| WHAT TO DO |
Reproduce the records below in full and without edits, omitting images.

···

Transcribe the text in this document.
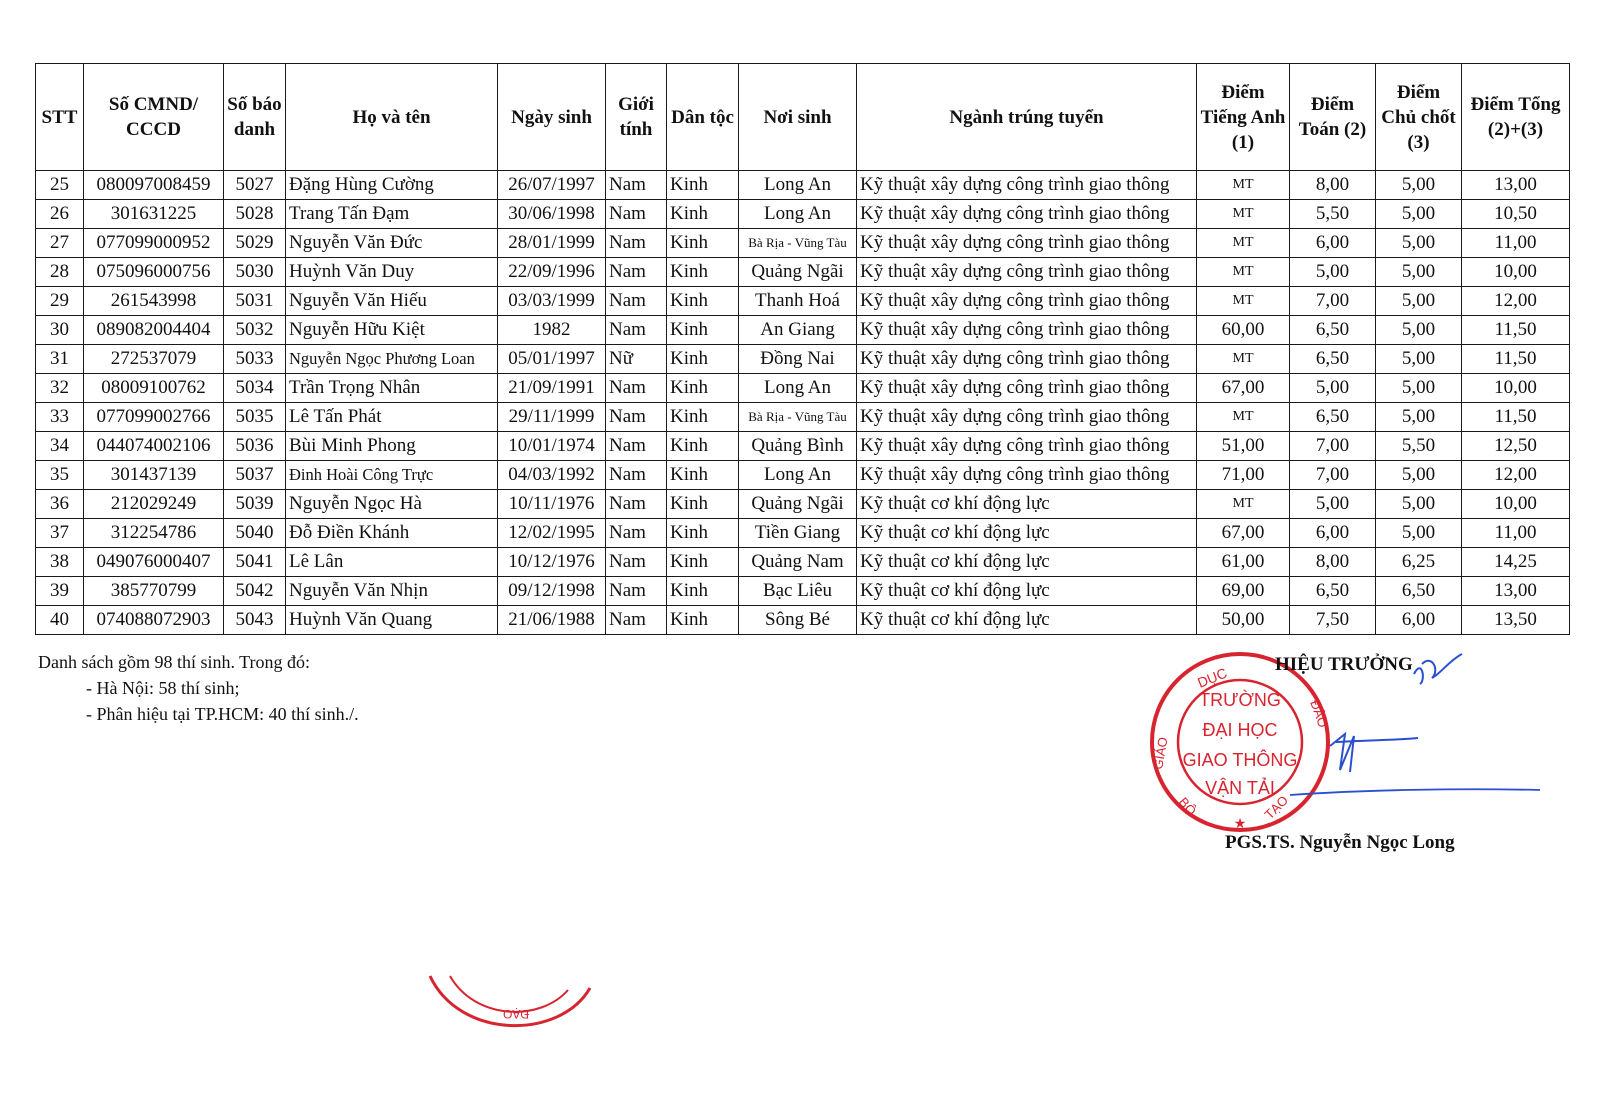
STT	Số CMND/ CCCD	Số báo danh	Họ và tên	Ngày sinh	Giới tính	Dân tộc	Nơi sinh	Ngành trúng tuyển	Điểm Tiếng Anh (1)	Điểm Toán (2)	Điểm Chủ chốt (3)	Điểm Tổng (2)+(3)
25	080097008459	5027	Đặng Hùng Cường	26/07/1997	Nam	Kinh	Long An	Kỹ thuật xây dựng công trình giao thông	MT	8,00	5,00	13,00
26	301631225	5028	Trang Tấn Đạm	30/06/1998	Nam	Kinh	Long An	Kỹ thuật xây dựng công trình giao thông	MT	5,50	5,00	10,50
27	077099000952	5029	Nguyễn Văn Đức	28/01/1999	Nam	Kinh	Bà Rịa - Vũng Tàu	Kỹ thuật xây dựng công trình giao thông	MT	6,00	5,00	11,00
28	075096000756	5030	Huỳnh Văn Duy	22/09/1996	Nam	Kinh	Quảng Ngãi	Kỹ thuật xây dựng công trình giao thông	MT	5,00	5,00	10,00
29	261543998	5031	Nguyễn Văn Hiếu	03/03/1999	Nam	Kinh	Thanh Hoá	Kỹ thuật xây dựng công trình giao thông	MT	7,00	5,00	12,00
30	089082004404	5032	Nguyễn Hữu Kiệt	1982	Nam	Kinh	An Giang	Kỹ thuật xây dựng công trình giao thông	60,00	6,50	5,00	11,50
31	272537079	5033	Nguyễn Ngọc Phương Loan	05/01/1997	Nữ	Kinh	Đồng Nai	Kỹ thuật xây dựng công trình giao thông	MT	6,50	5,00	11,50
32	08009100762	5034	Trần Trọng Nhân	21/09/1991	Nam	Kinh	Long An	Kỹ thuật xây dựng công trình giao thông	67,00	5,00	5,00	10,00
33	077099002766	5035	Lê Tấn Phát	29/11/1999	Nam	Kinh	Bà Rịa - Vũng Tàu	Kỹ thuật xây dựng công trình giao thông	MT	6,50	5,00	11,50
34	044074002106	5036	Bùi Minh Phong	10/01/1974	Nam	Kinh	Quảng Bình	Kỹ thuật xây dựng công trình giao thông	51,00	7,00	5,50	12,50
35	301437139	5037	Đinh Hoài Công Trực	04/03/1992	Nam	Kinh	Long An	Kỹ thuật xây dựng công trình giao thông	71,00	7,00	5,00	12,00
36	212029249	5039	Nguyễn Ngọc Hà	10/11/1976	Nam	Kinh	Quảng Ngãi	Kỹ thuật cơ khí động lực	MT	5,00	5,00	10,00
37	312254786	5040	Đỗ Điền Khánh	12/02/1995	Nam	Kinh	Tiền Giang	Kỹ thuật cơ khí động lực	67,00	6,00	5,00	11,00
38	049076000407	5041	Lê Lân	10/12/1976	Nam	Kinh	Quảng Nam	Kỹ thuật cơ khí động lực	61,00	8,00	6,25	14,25
39	385770799	5042	Nguyễn Văn Nhịn	09/12/1998	Nam	Kinh	Bạc Liêu	Kỹ thuật cơ khí động lực	69,00	6,50	6,50	13,00
40	074088072903	5043	Huỳnh Văn Quang	21/06/1988	Nam	Kinh	Sông Bé	Kỹ thuật cơ khí động lực	50,00	7,50	6,00	13,50
Danh sách gồm 98 thí sinh. Trong đó:
- Hà Nội: 58 thí sinh;
- Phân hiệu tại TP.HCM: 40 thí sinh./.
DỤC
GIÁO
BỘ
ĐÀO
TẠO
TRƯỜNG
ĐẠI HỌC
GIAO THÔNG
VẬN TẢI
★
HIỆU TRƯỞNG
PGS.TS. Nguyễn Ngọc Long
ĐẠO
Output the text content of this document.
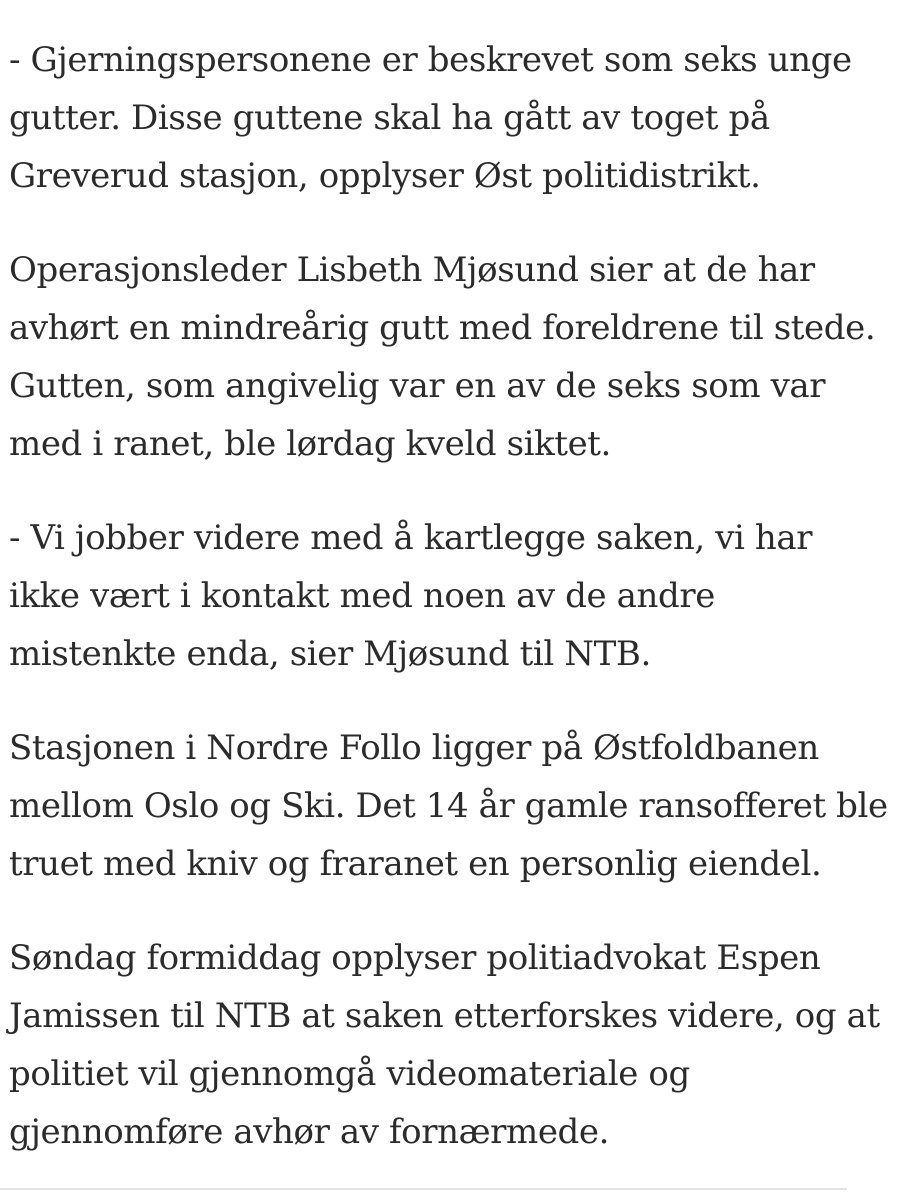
- Gjerningspersonene er beskrevet som seks unge
gutter. Disse guttene skal ha gått av toget på
Greverud stasjon, opplyser Øst politidistrikt.

Operasjonsleder Lisbeth Mjøsund sier at de har
avhørt en mindreårig gutt med foreldrene til stede.
Gutten, som angivelig var en av de seks som var
med i ranet, ble lørdag kveld siktet.

- Vi jobber videre med å kartlegge saken, vi har
ikke vært i kontakt med noen av de andre
mistenkte enda, sier Mjøsund til NTB.

Stasjonen i Nordre Follo ligger på Østfoldbanen
mellom Oslo og Ski. Det 14 år gamle ransofferet ble
truet med kniv og fraranet en personlig eiendel.

Søndag formiddag opplyser politiadvokat Espen
Jamissen til NTB at saken etterforskes videre, og at
politiet vil gjennomgå videomateriale og
gjennomføre avhør av fornærmede.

···

| RESULT OF THIS TASK |
Transcribe the text in this document.
STT	Số CMND/ CCCD	Số báo danh	Họ và tên	Ngày sinh	Giới tính	Dân tộc	Nơi sinh	Ngành trúng tuyển	Điểm Tiếng Anh (1)	Điểm Toán (2)	Điểm Chủ chốt (3)	Điểm Tổng (2)+(3)
25	080097008459	5027	Đặng Hùng Cường	26/07/1997	Nam	Kinh	Long An	Kỹ thuật xây dựng công trình giao thông	MT	8,00	5,00	13,00
26	301631225	5028	Trang Tấn Đạm	30/06/1998	Nam	Kinh	Long An	Kỹ thuật xây dựng công trình giao thông	MT	5,50	5,00	10,50
27	077099000952	5029	Nguyễn Văn Đức	28/01/1999	Nam	Kinh	Bà Rịa - Vũng Tàu	Kỹ thuật xây dựng công trình giao thông	MT	6,00	5,00	11,00
28	075096000756	5030	Huỳnh Văn Duy	22/09/1996	Nam	Kinh	Quảng Ngãi	Kỹ thuật xây dựng công trình giao thông	MT	5,00	5,00	10,00
29	261543998	5031	Nguyễn Văn Hiếu	03/03/1999	Nam	Kinh	Thanh Hoá	Kỹ thuật xây dựng công trình giao thông	MT	7,00	5,00	12,00
30	089082004404	5032	Nguyễn Hữu Kiệt	1982	Nam	Kinh	An Giang	Kỹ thuật xây dựng công trình giao thông	60,00	6,50	5,00	11,50
31	272537079	5033	Nguyễn Ngọc Phương Loan	05/01/1997	Nữ	Kinh	Đồng Nai	Kỹ thuật xây dựng công trình giao thông	MT	6,50	5,00	11,50
32	08009100762	5034	Trần Trọng Nhân	21/09/1991	Nam	Kinh	Long An	Kỹ thuật xây dựng công trình giao thông	67,00	5,00	5,00	10,00
33	077099002766	5035	Lê Tấn Phát	29/11/1999	Nam	Kinh	Bà Rịa - Vũng Tàu	Kỹ thuật xây dựng công trình giao thông	MT	6,50	5,00	11,50
34	044074002106	5036	Bùi Minh Phong	10/01/1974	Nam	Kinh	Quảng Bình	Kỹ thuật xây dựng công trình giao thông	51,00	7,00	5,50	12,50
35	301437139	5037	Đinh Hoài Công Trực	04/03/1992	Nam	Kinh	Long An	Kỹ thuật xây dựng công trình giao thông	71,00	7,00	5,00	12,00
36	212029249	5039	Nguyễn Ngọc Hà	10/11/1976	Nam	Kinh	Quảng Ngãi	Kỹ thuật cơ khí động lực	MT	5,00	5,00	10,00
37	312254786	5040	Đỗ Điền Khánh	12/02/1995	Nam	Kinh	Tiền Giang	Kỹ thuật cơ khí động lực	67,00	6,00	5,00	11,00
38	049076000407	5041	Lê Lân	10/12/1976	Nam	Kinh	Quảng Nam	Kỹ thuật cơ khí động lực	61,00	8,00	6,25	14,25
39	385770799	5042	Nguyễn Văn Nhịn	09/12/1998	Nam	Kinh	Bạc Liêu	Kỹ thuật cơ khí động lực	69,00	6,50	6,50	13,00
40	074088072903	5043	Huỳnh Văn Quang	21/06/1988	Nam	Kinh	Sông Bé	Kỹ thuật cơ khí động lực	50,00	7,50	6,00	13,50
Danh sách gồm 98 thí sinh. Trong đó:
- Hà Nội: 58 thí sinh;
- Phân hiệu tại TP.HCM: 40 thí sinh./.
DỤC
GIÁO
BỘ
ĐÀO
TẠO
TRƯỜNG
ĐẠI HỌC
GIAO THÔNG
VẬN TẢI
★
HIỆU TRƯỞNG
PGS.TS. Nguyễn Ngọc Long
ĐẠO
Output the text content of this document.
- Gjerningspersonene er beskrevet som seks unge
gutter. Disse guttene skal ha gått av toget på
Greverud stasjon, opplyser Øst politidistrikt.

Operasjonsleder Lisbeth Mjøsund sier at de har
avhørt en mindreårig gutt med foreldrene til stede.
Gutten, som angivelig var en av de seks som var
med i ranet, ble lørdag kveld siktet.

- Vi jobber videre med å kartlegge saken, vi har
ikke vært i kontakt med noen av de andre
mistenkte enda, sier Mjøsund til NTB.

Stasjonen i Nordre Follo ligger på Østfoldbanen
mellom Oslo og Ski. Det 14 år gamle ransofferet ble
truet med kniv og fraranet en personlig eiendel.

Søndag formiddag opplyser politiadvokat Espen
Jamissen til NTB at saken etterforskes videre, og at
politiet vil gjennomgå videomateriale og
gjennomføre avhør av fornærmede.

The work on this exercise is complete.